**What to work on:** Look through the records below, count the lines with the word "지불하는", and reply with only the number.

Stored records
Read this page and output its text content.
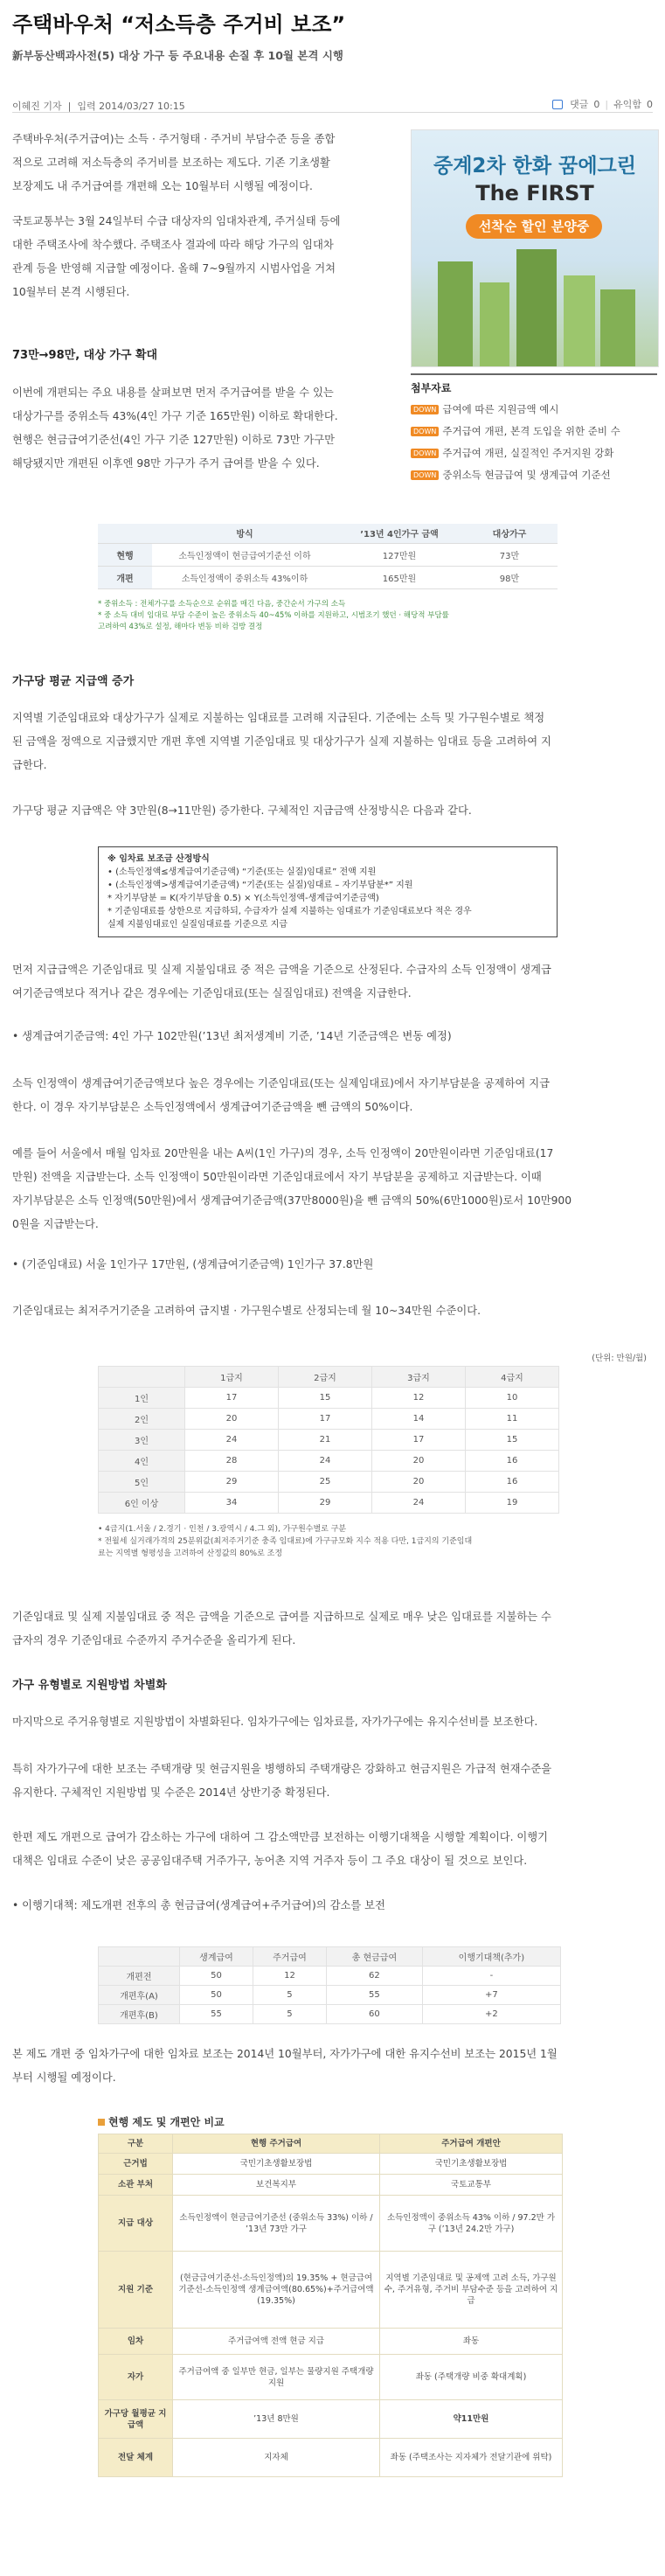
주택바우처 “저소득층 주거비 보조”
新부동산백과사전(5) 대상 가구 등 주요내용 손질 후 10월 본격 시행
이혜진 기자  |  입력 2014/03/27 10:15	댓글 0 | 유익함 0
중계2차 한화 꿈에그린
The FIRST
선착순 할인 분양중
첨부자료
DOWN 급여에 따른 지원금액 예시
DOWN 주거급여 개편, 본격 도입을 위한 준비 수
DOWN 주거급여 개편, 실질적인 주거지원 강화
DOWN 중위소득 현금급여 및 생계급여 기준선

주택바우처(주거급여)는 소득 · 주거형태 · 주거비 부담수준 등을 종합

적으로 고려해 저소득층의 주거비를 보조하는 제도다. 기존 기초생활

보장제도 내 주거급여를 개편해 오는 10월부터 시행될 예정이다.

국토교통부는 3월 24일부터 수급 대상자의 임대차관계, 주거실태 등에

대한 주택조사에 착수했다. 주택조사 결과에 따라 해당 가구의 임대차

관계 등을 반영해 지급할 예정이다. 올해 7~9월까지 시범사업을 거쳐

10월부터 본격 시행된다.

73만→98만, 대상 가구 확대

이번에 개편되는 주요 내용를 살펴보면 먼저 주거급여를 받을 수 있는

대상가구를 중위소득 43%(4인 가구 기준 165만원) 이하로 확대한다.

현행은 현금급여기준선(4인 가구 기준 127만원) 이하로 73만 가구만

해당됐지만 개편된 이후엔 98만 가구가 주거 급여를 받을 수 있다.

	방식	’13년 4인가구 금액	대상가구
현행	소득인정액이 현금급여기준선 이하	127만원	73만
개편	소득인정액이 중위소득 43%이하	165만원	98만
* 중위소득 : 전체가구를 소득순으로 순위를 매긴 다음, 중간순서 가구의 소득
* 중 소득 대비 임대료 부담 수준이 높은 중위소득 40~45% 이하를 지원하고, 시범조기 했던 · 해당적 부담률
고려하여 43%로 설정, 해마다 변동 비하 검방 결정
가구당 평균 지급액 증가

지역별 기준임대료와 대상가구가 실제로 지불하는 임대료를 고려해 지급된다. 기준에는 소득 및 가구원수별로 책정

된 금액을 정액으로 지급했지만 개편 후엔 지역별 기준임대료 및 대상가구가 실제 지불하는 임대료 등을 고려하여 지

급한다.

가구당 평균 지급액은 약 3만원(8→11만원) 증가한다. 구체적인 지급금액 산정방식은 다음과 같다.

※ 임차료 보조금 산정방식
• (소득인정액≤생계급여기준금액) “기준(또는 실질)임대료” 전액 지원
• (소득인정액>생계급여기준금액) “기준(또는 실질)임대료 – 자기부담분*” 지원
* 자기부담분 = K(자기부담율 0.5) × Y(소득인정액-생계급여기준금액)
* 기준임대료를 상한으로 지급하되, 수급자가 실제 지불하는 임대료가 기준임대료보다 적은 경우
실제 지불임대료인 실질임대료를 기준으로 지급

먼저 지급급액은 기준임대료 및 실제 지불임대료 중 적은 금액을 기준으로 산정된다. 수급자의 소득 인정액이 생계급

여기준금액보다 적거나 같은 경우에는 기준임대료(또는 실질임대료) 전액을 지급한다.

• 생계급여기준금액: 4인 가구 102만원(’13년 최저생계비 기준, ’14년 기준금액은 변동 예정)

소득 인정액이 생계급여기준금액보다 높은 경우에는 기준임대료(또는 실제임대료)에서 자기부담분을 공제하여 지급

한다. 이 경우 자기부담분은 소득인정액에서 생계급여기준금액을 뺀 금액의 50%이다.

예를 들어 서울에서 매월 임차료 20만원을 내는 A씨(1인 가구)의 경우, 소득 인정액이 20만원이라면 기준임대료(17

만원) 전액을 지급받는다. 소득 인정액이 50만원이라면 기준임대료에서 자기 부담분을 공제하고 지급받는다. 이때

자기부담분은 소득 인정액(50만원)에서 생계급여기준금액(37만8000원)을 뺀 금액의 50%(6만1000원)로서 10만900

0원을 지급받는다.

• (기준임대료) 서울 1인가구 17만원, (생계급여기준금액) 1인가구 37.8만원

기준임대료는 최저주거기준을 고려하여 급지별 · 가구원수별로 산정되는데 월 10~34만원 수준이다.

(단위: 만원/월)
	1급지	2급지	3급지	4급지
1인	17	15	12	10
2인	20	17	14	11
3인	24	21	17	15
4인	28	24	20	16
5인	29	25	20	16
6인 이상	34	29	24	19
• 4급지(1.서울 / 2.경기 · 인천 / 3.광역시 / 4.그 외), 가구원수별로 구분
* 전월세 실거래가격의 25분위값(최저주거기준 충족 임대료)에 가구규모화 지수 적용 다만, 1급지의 기준임대
료는 지역별 형평성을 고려하여 산정값의 80%로 조정

기준임대료 및 실제 지불임대료 중 적은 금액을 기준으로 급여를 지급하므로 실제로 매우 낮은 임대료를 지불하는 수

급자의 경우 기준임대료 수준까지 주거수준을 올리가게 된다.

가구 유형별로 지원방법 차별화

마지막으로 주거유형별로 지원방법이 차별화된다. 임차가구에는 임차료를, 자가가구에는 유지수선비를 보조한다.

특히 자가가구에 대한 보조는 주택개량 및 현금지원을 병행하되 주택개량은 강화하고 현금지원은 가급적 현재수준을

유지한다. 구체적인 지원방법 및 수준은 2014년 상반기중 확정된다.

한편 제도 개편으로 급여가 감소하는 가구에 대하여 그 감소액만큼 보전하는 이행기대책을 시행할 계획이다. 이행기

대책은 임대료 수준이 낮은 공공임대주택 거주가구, 농어촌 지역 거주자 등이 그 주요 대상이 될 것으로 보인다.

• 이행기대책: 제도개편 전후의 총 현금급여(생계급여+주거급여)의 감소를 보전

	생계급여	주거급여	총 현금급여	이행기대책(추가)
개편전	50	12	62	-
개편후(A)	50	5	55	+7
개편후(B)	55	5	60	+2

본 제도 개편 중 임차가구에 대한 임차료 보조는 2014년 10월부터, 자가가구에 대한 유지수선비 보조는 2015년 1월

부터 시행될 예정이다.

현행 제도 및 개편안 비교
구분	현행 주거급여	주거급여 개편안
근거법	국민기초생활보장법	국민기초생활보장법
소관 부처	보건복지부	국토교통부
지급 대상	소득인정액이 현금급여기준선 (중위소득 33%) 이하 / ’13년 73만 가구	소득인정액이 중위소득 43% 이하 / 97.2만 가구 (’13년 24.2만 가구)
지원 기준	(현금급여기준선-소득인정액)의 19.35% + 현금급여기준선-소득인정액 생계급여액(80.65%)+주거급여액(19.35%)	지역별 기준임대료 및 공제액 고려 소득, 가구원수, 주거유형, 주거비 부담수준 등을 고려하여 지급
임차	주거급여액 전액 현금 지급	좌동
자가	주거급여액 중 일부만 현금, 일부는 물량지원 주택개량 지원	좌동 (주택개량 비중 확대계획)
가구당 월평균 지급액	’13년 8만원	약11만원
전달 체계	지자체	좌동 (주택조사는 지자체가 전달기관에 위탁)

**Problem solution:** 4